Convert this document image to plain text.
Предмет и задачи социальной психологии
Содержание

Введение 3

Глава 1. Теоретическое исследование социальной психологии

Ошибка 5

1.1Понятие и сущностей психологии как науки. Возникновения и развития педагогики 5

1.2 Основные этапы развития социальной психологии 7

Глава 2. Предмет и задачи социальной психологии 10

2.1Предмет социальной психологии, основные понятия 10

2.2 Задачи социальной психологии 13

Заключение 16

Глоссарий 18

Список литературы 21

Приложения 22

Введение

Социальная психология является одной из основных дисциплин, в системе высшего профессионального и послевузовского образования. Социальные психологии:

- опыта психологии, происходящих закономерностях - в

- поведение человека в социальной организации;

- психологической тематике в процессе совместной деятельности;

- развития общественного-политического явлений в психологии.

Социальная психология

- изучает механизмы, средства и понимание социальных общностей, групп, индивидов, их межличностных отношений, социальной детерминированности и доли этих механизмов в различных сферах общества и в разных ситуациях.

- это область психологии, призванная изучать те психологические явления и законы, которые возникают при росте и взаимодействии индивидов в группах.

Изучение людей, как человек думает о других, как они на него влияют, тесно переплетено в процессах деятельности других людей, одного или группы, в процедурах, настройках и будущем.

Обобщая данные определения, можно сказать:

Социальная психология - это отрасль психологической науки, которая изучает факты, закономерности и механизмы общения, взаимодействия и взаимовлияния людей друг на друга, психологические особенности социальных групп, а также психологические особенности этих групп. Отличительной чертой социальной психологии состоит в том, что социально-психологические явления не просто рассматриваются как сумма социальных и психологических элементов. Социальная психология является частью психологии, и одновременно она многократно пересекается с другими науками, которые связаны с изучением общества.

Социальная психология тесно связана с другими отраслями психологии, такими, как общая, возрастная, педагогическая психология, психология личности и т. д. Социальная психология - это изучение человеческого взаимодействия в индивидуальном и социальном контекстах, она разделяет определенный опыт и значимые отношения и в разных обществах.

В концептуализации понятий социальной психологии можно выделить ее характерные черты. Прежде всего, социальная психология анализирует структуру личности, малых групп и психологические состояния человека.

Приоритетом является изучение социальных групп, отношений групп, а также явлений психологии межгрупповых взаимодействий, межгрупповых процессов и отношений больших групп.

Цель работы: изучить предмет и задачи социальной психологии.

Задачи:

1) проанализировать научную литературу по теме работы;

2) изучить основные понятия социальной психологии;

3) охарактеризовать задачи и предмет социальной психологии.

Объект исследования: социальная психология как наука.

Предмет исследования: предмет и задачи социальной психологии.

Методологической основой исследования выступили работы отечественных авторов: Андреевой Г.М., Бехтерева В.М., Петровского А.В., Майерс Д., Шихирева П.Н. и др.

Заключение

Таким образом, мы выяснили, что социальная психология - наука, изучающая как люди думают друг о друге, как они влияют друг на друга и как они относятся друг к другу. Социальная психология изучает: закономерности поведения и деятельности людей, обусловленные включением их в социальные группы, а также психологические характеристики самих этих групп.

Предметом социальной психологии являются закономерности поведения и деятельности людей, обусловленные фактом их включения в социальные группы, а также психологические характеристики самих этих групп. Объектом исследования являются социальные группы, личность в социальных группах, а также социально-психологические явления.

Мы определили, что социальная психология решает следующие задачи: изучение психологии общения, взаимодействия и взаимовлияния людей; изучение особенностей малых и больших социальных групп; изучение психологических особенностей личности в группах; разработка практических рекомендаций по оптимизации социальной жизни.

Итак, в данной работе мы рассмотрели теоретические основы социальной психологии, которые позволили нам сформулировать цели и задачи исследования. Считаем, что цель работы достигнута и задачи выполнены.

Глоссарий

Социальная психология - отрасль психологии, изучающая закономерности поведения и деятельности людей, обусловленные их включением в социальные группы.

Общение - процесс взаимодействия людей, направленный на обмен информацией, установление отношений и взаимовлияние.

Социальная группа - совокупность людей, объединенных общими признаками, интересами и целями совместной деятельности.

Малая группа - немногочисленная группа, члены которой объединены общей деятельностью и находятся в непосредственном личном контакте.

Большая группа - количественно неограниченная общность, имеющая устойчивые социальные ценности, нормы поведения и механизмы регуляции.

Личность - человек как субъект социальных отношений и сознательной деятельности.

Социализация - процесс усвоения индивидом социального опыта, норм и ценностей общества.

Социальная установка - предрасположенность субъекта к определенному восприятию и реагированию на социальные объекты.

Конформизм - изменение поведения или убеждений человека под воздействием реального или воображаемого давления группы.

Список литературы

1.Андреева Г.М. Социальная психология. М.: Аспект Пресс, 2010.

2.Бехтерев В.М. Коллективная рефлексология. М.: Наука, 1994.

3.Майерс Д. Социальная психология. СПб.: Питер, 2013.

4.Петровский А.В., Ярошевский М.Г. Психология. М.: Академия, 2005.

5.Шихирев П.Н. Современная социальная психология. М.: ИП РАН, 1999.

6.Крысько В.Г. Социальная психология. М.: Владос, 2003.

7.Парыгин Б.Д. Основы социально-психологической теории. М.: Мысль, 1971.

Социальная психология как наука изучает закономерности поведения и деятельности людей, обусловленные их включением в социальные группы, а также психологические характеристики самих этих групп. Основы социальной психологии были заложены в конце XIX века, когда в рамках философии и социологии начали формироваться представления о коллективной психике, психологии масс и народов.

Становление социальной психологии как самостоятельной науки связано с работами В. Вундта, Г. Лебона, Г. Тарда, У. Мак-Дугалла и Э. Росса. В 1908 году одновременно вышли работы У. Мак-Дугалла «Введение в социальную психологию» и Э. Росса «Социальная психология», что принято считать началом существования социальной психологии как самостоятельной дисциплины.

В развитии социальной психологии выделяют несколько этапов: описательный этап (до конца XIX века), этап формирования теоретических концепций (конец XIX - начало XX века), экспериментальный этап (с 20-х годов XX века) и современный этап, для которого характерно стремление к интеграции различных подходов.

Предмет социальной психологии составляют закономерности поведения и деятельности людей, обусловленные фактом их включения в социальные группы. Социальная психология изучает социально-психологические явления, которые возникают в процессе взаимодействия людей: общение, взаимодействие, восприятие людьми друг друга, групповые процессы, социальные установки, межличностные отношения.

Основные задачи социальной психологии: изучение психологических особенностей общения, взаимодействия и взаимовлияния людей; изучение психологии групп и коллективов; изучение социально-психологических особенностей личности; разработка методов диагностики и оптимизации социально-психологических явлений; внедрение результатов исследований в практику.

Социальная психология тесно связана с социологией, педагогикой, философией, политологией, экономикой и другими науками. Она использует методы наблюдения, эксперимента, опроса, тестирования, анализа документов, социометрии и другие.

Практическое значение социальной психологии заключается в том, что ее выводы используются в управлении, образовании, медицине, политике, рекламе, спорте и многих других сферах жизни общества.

====

* Aim *
Search the entries for the string "возникают" and collect each line that has it.

* Task output *
- это область психологии, призванная изучать те психологические явления и законы, которые возникают при росте и взаимодействии индивидов в группах.
Предмет социальной психологии составляют закономерности поведения и деятельности людей, обусловленные фактом их включения в социальные группы. Социальная психология изучает социально-психологические явления, которые возникают в процессе взаимодействия людей: общение, взаимодействие, восприятие людьми друг друга, групповые процессы, социальные установки, межличностные отношения.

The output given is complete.